_Instructions to follow_
List every line in this data where the string "Current" occurs.

======== Materials provided ========

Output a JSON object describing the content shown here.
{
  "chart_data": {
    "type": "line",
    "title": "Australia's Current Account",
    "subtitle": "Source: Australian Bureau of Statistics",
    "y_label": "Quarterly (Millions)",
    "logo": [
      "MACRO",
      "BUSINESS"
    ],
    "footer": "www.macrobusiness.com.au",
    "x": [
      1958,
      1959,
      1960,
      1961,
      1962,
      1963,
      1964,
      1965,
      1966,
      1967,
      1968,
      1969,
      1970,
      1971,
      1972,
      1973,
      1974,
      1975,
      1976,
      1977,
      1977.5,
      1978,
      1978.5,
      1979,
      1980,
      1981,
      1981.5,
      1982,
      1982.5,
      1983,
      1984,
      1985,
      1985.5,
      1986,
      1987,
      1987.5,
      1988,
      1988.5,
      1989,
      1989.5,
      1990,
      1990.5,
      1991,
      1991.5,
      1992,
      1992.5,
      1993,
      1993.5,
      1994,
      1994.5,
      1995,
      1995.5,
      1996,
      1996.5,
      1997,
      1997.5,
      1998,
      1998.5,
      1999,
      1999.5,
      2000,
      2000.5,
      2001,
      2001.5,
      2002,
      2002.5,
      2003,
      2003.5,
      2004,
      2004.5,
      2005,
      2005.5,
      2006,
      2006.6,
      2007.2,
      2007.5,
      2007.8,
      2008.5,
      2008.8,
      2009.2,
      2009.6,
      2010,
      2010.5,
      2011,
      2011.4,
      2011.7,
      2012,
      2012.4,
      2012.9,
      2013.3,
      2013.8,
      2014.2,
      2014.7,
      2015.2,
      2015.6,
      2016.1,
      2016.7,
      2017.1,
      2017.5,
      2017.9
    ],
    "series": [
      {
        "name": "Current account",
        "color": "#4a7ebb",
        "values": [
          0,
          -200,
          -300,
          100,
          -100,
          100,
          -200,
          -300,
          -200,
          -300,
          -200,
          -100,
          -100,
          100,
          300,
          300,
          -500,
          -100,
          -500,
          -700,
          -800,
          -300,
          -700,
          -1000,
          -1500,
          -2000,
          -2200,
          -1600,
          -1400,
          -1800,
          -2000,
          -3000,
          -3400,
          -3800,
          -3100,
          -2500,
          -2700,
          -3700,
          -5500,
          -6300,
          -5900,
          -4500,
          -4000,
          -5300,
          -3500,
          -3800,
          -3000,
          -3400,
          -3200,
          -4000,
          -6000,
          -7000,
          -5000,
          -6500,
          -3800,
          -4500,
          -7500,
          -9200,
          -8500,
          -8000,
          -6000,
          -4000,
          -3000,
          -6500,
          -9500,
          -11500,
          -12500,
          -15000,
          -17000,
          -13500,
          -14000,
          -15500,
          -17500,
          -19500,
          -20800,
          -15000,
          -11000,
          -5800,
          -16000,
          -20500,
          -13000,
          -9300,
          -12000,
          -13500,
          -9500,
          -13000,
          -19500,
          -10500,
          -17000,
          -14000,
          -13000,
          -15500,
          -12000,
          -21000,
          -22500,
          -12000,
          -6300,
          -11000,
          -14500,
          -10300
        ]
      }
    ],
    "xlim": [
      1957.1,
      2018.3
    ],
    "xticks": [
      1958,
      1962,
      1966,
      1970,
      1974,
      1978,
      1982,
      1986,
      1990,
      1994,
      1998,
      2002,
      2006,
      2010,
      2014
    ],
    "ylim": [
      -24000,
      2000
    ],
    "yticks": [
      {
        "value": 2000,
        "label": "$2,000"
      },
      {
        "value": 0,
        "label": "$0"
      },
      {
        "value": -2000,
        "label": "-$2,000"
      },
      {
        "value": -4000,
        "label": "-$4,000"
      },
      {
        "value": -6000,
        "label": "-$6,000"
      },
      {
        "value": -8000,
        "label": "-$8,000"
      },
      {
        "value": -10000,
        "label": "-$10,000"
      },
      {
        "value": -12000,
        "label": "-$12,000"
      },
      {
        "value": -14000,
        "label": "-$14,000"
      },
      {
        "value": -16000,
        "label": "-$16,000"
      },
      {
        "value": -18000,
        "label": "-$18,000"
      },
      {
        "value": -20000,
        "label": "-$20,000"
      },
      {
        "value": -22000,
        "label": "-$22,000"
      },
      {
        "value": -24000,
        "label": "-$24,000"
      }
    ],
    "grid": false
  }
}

========

_Result for this exercise_
    "title": "Australia's Current Account",
        "name": "Current account",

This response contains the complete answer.